**Exercise instructions:** In the material below, find each line holding the string "using" and copy it.
┌──
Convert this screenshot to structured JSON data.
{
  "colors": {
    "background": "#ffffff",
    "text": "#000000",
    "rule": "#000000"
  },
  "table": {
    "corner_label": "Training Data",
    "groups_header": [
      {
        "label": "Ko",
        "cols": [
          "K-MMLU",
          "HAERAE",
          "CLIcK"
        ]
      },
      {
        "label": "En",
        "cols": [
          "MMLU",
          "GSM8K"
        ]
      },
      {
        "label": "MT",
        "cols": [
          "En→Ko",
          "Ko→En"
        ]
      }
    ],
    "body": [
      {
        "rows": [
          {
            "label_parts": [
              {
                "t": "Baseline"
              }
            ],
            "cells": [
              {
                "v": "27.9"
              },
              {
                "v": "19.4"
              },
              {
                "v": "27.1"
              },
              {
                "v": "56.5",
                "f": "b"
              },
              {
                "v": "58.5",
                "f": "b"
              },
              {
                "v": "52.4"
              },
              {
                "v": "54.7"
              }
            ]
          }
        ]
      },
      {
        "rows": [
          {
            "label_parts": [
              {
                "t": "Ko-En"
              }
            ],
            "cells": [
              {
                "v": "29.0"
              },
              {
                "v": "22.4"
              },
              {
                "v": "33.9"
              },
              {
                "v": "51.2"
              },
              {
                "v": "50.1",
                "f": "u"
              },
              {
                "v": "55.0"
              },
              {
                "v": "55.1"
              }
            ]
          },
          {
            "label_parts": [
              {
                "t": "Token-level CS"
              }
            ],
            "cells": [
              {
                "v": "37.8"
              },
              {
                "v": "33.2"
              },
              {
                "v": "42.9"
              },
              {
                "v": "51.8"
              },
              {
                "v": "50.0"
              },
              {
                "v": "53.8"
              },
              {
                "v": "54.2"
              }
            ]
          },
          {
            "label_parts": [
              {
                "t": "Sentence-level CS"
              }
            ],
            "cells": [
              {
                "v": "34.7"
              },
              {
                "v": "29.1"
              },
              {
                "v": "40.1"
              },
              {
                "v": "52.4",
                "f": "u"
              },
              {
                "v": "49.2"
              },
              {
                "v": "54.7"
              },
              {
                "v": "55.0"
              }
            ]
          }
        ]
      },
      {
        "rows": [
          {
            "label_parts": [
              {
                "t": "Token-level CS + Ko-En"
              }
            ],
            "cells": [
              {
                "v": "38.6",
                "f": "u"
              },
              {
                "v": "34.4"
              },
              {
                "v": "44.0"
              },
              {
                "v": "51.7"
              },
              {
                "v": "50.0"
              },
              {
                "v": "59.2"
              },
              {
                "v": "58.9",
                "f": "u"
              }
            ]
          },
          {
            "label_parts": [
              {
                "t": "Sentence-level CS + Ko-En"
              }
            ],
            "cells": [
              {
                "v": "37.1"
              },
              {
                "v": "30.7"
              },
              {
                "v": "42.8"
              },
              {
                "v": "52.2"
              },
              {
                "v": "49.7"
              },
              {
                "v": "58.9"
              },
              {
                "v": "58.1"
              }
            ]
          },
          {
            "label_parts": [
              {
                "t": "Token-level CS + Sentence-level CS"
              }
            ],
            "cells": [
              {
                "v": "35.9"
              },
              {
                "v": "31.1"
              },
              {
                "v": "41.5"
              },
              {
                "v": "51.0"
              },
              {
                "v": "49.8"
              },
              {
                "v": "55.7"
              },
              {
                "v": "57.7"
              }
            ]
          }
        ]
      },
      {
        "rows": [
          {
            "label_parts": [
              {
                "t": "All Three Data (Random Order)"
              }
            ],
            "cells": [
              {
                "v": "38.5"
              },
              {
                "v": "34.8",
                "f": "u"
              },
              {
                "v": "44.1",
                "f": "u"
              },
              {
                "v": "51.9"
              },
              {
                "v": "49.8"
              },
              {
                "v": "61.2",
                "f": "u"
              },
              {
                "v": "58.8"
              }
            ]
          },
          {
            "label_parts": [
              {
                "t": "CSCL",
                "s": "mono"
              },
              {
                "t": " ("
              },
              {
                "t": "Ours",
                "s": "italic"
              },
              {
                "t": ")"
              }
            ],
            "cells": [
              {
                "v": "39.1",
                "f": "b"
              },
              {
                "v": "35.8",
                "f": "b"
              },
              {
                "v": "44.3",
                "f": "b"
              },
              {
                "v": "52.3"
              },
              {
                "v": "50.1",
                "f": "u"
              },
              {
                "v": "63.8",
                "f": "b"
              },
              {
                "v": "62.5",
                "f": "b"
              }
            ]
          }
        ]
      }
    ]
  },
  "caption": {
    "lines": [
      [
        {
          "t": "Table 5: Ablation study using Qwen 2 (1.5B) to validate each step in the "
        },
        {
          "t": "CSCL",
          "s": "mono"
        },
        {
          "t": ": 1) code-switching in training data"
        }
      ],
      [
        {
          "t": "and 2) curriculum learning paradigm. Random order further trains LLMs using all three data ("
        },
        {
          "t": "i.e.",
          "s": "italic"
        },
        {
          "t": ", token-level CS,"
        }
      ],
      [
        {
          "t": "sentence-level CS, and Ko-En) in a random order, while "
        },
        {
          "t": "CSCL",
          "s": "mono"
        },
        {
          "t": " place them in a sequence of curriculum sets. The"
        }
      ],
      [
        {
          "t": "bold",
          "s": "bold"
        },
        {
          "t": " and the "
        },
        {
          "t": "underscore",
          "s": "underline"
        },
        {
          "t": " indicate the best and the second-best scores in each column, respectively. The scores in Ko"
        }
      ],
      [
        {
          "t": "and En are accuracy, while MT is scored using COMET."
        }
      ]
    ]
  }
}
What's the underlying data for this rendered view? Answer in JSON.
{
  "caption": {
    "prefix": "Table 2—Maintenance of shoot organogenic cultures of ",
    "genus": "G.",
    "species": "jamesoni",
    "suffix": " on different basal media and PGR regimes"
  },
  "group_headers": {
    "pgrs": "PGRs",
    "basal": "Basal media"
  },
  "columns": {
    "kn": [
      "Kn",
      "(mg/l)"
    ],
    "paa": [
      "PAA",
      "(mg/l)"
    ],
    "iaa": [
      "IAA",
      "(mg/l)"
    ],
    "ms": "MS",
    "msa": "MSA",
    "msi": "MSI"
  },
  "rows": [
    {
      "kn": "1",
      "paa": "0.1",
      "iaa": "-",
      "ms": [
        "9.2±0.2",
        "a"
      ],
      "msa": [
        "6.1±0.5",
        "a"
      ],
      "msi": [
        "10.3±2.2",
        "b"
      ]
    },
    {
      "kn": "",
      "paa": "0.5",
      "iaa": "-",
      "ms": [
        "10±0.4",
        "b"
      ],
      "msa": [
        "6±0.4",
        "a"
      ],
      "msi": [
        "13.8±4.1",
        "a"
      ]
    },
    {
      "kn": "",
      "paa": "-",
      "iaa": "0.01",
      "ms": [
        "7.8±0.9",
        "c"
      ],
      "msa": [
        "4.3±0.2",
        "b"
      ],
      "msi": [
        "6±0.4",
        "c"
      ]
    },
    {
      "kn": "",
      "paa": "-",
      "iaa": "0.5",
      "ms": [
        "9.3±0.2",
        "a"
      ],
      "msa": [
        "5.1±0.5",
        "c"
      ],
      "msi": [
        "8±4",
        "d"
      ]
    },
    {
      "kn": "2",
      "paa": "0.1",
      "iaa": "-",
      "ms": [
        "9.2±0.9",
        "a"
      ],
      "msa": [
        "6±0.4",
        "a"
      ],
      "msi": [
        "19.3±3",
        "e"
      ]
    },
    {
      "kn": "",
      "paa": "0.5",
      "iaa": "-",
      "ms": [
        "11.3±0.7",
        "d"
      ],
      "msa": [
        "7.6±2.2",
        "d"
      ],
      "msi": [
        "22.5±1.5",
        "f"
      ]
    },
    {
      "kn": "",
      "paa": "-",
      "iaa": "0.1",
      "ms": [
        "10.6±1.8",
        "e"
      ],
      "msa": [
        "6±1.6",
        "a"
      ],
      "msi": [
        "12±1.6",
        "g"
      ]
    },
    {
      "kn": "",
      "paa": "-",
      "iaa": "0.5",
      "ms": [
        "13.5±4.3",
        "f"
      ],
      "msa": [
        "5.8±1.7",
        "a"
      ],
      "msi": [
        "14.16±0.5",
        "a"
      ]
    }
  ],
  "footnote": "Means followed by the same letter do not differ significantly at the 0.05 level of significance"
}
└──
**Written solution:**
          "t": "Table 5: Ablation study using Qwen 2 (1.5B) to validate each step in the "
          "t": "and 2) curriculum learning paradigm. Random order further trains LLMs using all three data ("
          "t": "and En are accuracy, while MT is scored using COMET."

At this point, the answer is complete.